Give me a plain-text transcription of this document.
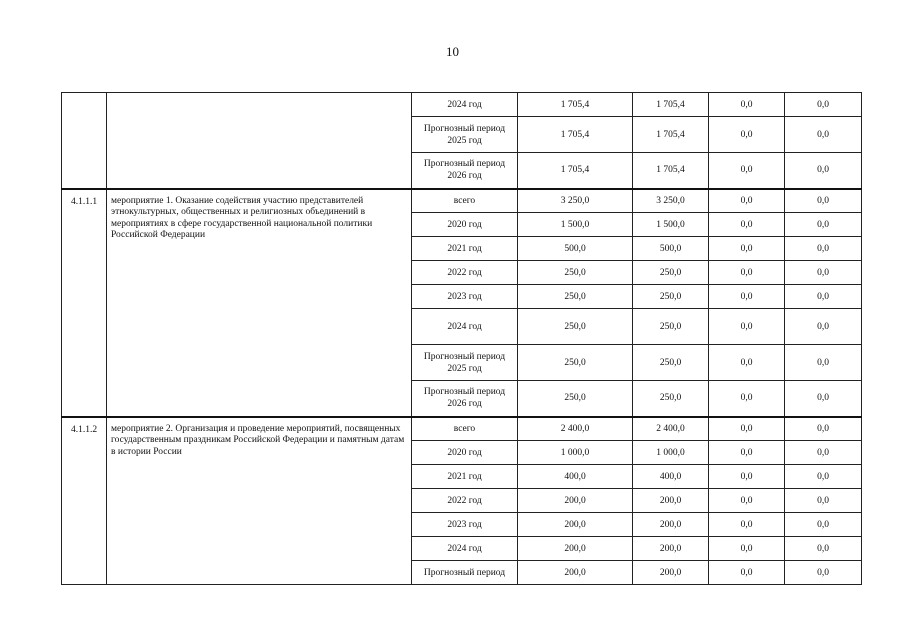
10
		2024 год	1 705,4	1 705,4	0,0	0,0
		Прогнозный период 2025 год	1 705,4	1 705,4	0,0	0,0
		Прогнозный период 2026 год	1 705,4	1 705,4	0,0	0,0
4.1.1.1	мероприятие 1. Оказание содействия участию представителей этнокультурных, общественных и религиозных объединений в мероприятиях в сфере государственной национальной политики Российской Федерации	всего	3 250,0	3 250,0	0,0	0,0
		2020 год	1 500,0	1 500,0	0,0	0,0
		2021 год	500,0	500,0	0,0	0,0
		2022 год	250,0	250,0	0,0	0,0
		2023 год	250,0	250,0	0,0	0,0
		2024 год	250,0	250,0	0,0	0,0
		Прогнозный период 2025 год	250,0	250,0	0,0	0,0
		Прогнозный период 2026 год	250,0	250,0	0,0	0,0
4.1.1.2	мероприятие 2. Организация и проведение мероприятий, посвященных государственным праздникам Российской Федерации и памятным датам в истории России	всего	2 400,0	2 400,0	0,0	0,0
		2020 год	1 000,0	1 000,0	0,0	0,0
		2021 год	400,0	400,0	0,0	0,0
		2022 год	200,0	200,0	0,0	0,0
		2023 год	200,0	200,0	0,0	0,0
		2024 год	200,0	200,0	0,0	0,0
		Прогнозный период	200,0	200,0	0,0	0,0
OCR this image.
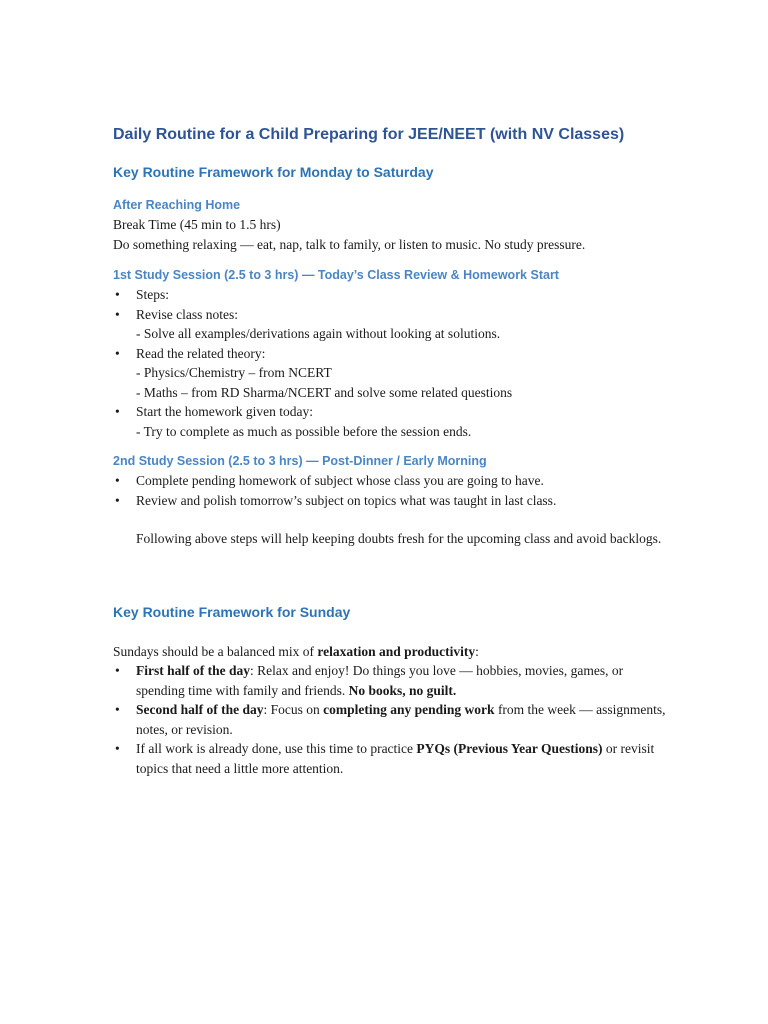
Daily Routine for a Child Preparing for JEE/NEET (with NV Classes)
Key Routine Framework for Monday to Saturday
After Reaching Home

Break Time (45 min to 1.5 hrs)

Do something relaxing — eat, nap, talk to family, or listen to music. No study pressure.

1st Study Session (2.5 to 3 hrs) — Today’s Class Review & Homework Start
• Steps:
• Revise class notes:
- Solve all examples/derivations again without looking at solutions.
• Read the related theory:
- Physics/Chemistry – from NCERT
- Maths – from RD Sharma/NCERT and solve some related questions
• Start the homework given today:
- Try to complete as much as possible before the session ends.
2nd Study Session (2.5 to 3 hrs) — Post-Dinner / Early Morning
• Complete pending homework of subject whose class you are going to have.
• Review and polish tomorrow’s subject on topics what was taught in last class.

Following above steps will help keeping doubts fresh for the upcoming class and avoid backlogs.

Key Routine Framework for Sunday

Sundays should be a balanced mix of relaxation and productivity:

• First half of the day: Relax and enjoy! Do things you love — hobbies, movies, games, or spending time with family and friends. No books, no guilt.
• Second half of the day: Focus on completing any pending work from the week — assignments, notes, or revision.
• If all work is already done, use this time to practice PYQs (Previous Year Questions) or revisit topics that need a little more attention.
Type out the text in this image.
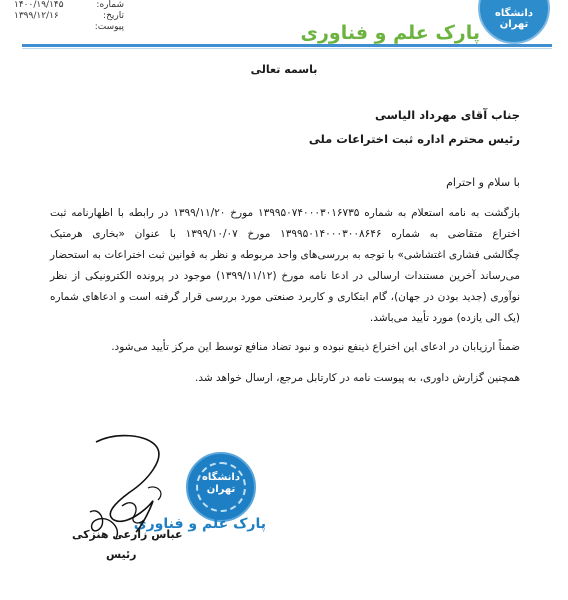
شماره:
۱۴۰۰/۱۹/۱۴۵
تاریخ:
۱۳۹۹/۱۲/۱۶
پیوست:
دانشگاه تهران
پارک علم و فناوری
باسمه تعالی
جناب آقای مهرداد الیاسی
رئیس محترم اداره ثبت اختراعات ملی
با سلام و احترام
بازگشت به نامه استعلام به شماره ۱۳۹۹۵۰۷۴۰۰۰۳۰۱۶۷۳۵ مورخ ۱۳۹۹/۱۱/۲۰ در رابطه با اظهارنامه ثبت
اختراع متقاضی به شماره ۱۳۹۹۵۰۱۴۰۰۰۳۰۰۸۶۴۶ مورخ ۱۳۹۹/۱۰/۰۷ با عنوان «بخاری هرمتیک
چگالشی فشاری اغتشاشی» با توجه به بررسی‌های واحد مربوطه و نظر به قوانین ثبت اختراعات به استحضار
می‌رساند آخرین مستندات ارسالی در ادعا نامه مورخ (۱۳۹۹/۱۱/۱۲) موجود در پرونده الکترونیکی از نظر
نوآوری (جدید بودن در جهان)، گام ابتکاری و کاربرد صنعتی مورد بررسی قرار گرفته است و ادعاهای شماره
(یک الی یازده) مورد تأیید می‌باشد.
ضمناً ارزیابان در ادعای این اختراع ذینفع نبوده و نبود تضاد منافع توسط این مرکز تأیید می‌شود.
همچنین گزارش داوری، به پیوست نامه در کارتابل مرجع، ارسال خواهد شد.
دانشگاه تهران
پارک علم و فناوری
عباس زارعی هنزکی
رئیس
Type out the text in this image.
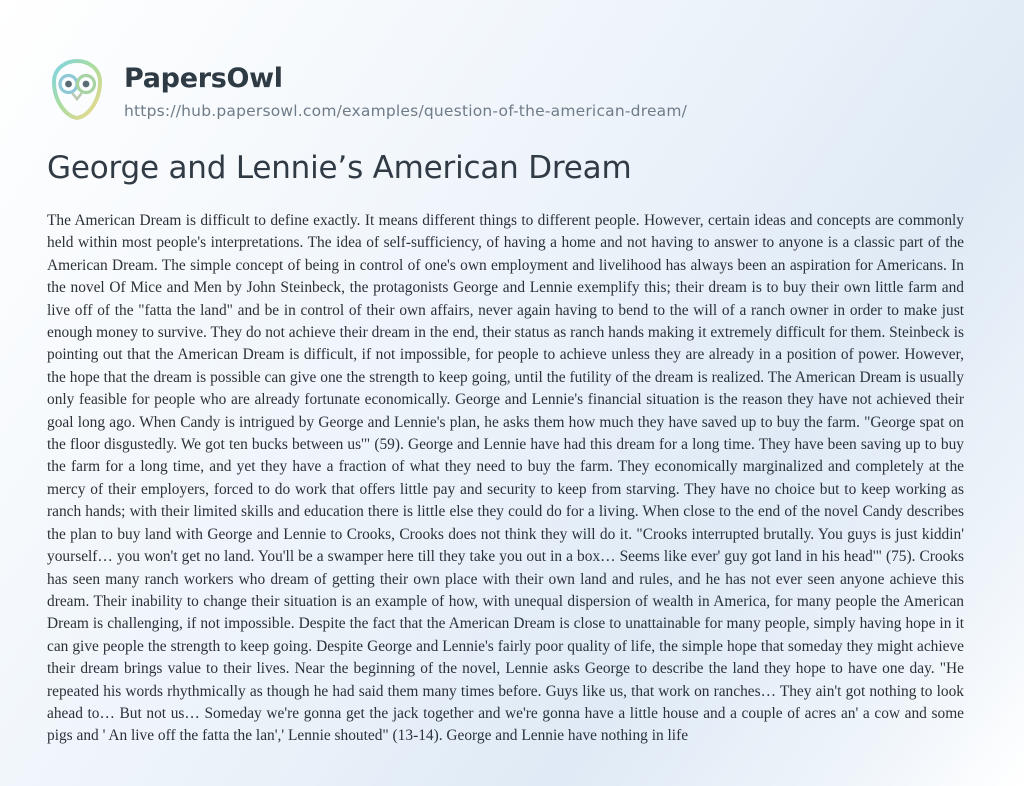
PapersOwl
https://hub.papersowl.com/examples/question-of-the-american-dream/
George and Lennie’s American Dream

The American Dream is difficult to define exactly. It means different things to different people. However, certain ideas and concepts are commonly held within most people's interpretations. The idea of self-sufficiency, of having a home and not having to answer to anyone is a classic part of the American Dream. The simple concept of being in control of one's own employment and livelihood has always been an aspiration for Americans. In the novel Of Mice and Men by John Steinbeck, the protagonists George and Lennie exemplify this; their dream is to buy their own little farm and live off of the "fatta the land" and be in control of their own affairs, never again having to bend to the will of a ranch owner in order to make just enough money to survive. They do not achieve their dream in the end, their status as ranch hands making it extremely difficult for them. Steinbeck is pointing out that the American Dream is difficult, if not impossible, for people to achieve unless they are already in a position of power. However, the hope that the dream is possible can give one the strength to keep going, until the futility of the dream is realized. The American Dream is usually only feasible for people who are already fortunate economically. George and Lennie's financial situation is the reason they have not achieved their goal long ago. When Candy is intrigued by George and Lennie's plan, he asks them how much they have saved up to buy the farm. "George spat on the floor disgustedly. We got ten bucks between us'" (59). George and Lennie have had this dream for a long time. They have been saving up to buy the farm for a long time, and yet they have a fraction of what they need to buy the farm. They economically marginalized and completely at the mercy of their employers, forced to do work that offers little pay and security to keep from starving. They have no choice but to keep working as ranch hands; with their limited skills and education there is little else they could do for a living. When close to the end of the novel Candy describes the plan to buy land with George and Lennie to Crooks, Crooks does not think they will do it. "Crooks interrupted brutally. You guys is just kiddin' yourself… you won't get no land. You'll be a swamper here till they take you out in a box… Seems like ever' guy got land in his head'" (75). Crooks has seen many ranch workers who dream of getting their own place with their own land and rules, and he has not ever seen anyone achieve this dream. Their inability to change their situation is an example of how, with unequal dispersion of wealth in America, for many people the American Dream is challenging, if not impossible. Despite the fact that the American Dream is close to unattainable for many people, simply having hope in it can give people the strength to keep going. Despite George and Lennie's fairly poor quality of life, the simple hope that someday they might achieve their dream brings value to their lives. Near the beginning of the novel, Lennie asks George to describe the land they hope to have one day. "He repeated his words rhythmically as though he had said them many times before. Guys like us, that work on ranches… They ain't got nothing to look ahead to… But not us… Someday we're gonna get the jack together and we're gonna have a little house and a couple of acres an' a cow and some pigs and ' An live off the fatta the lan',' Lennie shouted" (13-14). George and Lennie have nothing in life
--------------------------------
• WHAT TO DO
Return each line with "Российской".

• TASK SOLUTION
4.1.1.1	мероприятие 1. Оказание содействия участию представителей этнокультурных, общественных и религиозных объединений в мероприятиях в сфере государственной национальной политики Российской Федерации	всего	3 250,0	3 250,0	0,0	0,0
4.1.1.2	мероприятие 2. Организация и проведение мероприятий, посвященных государственным праздникам Российской Федерации и памятным датам в истории России	всего	2 400,0	2 400,0	0,0	0,0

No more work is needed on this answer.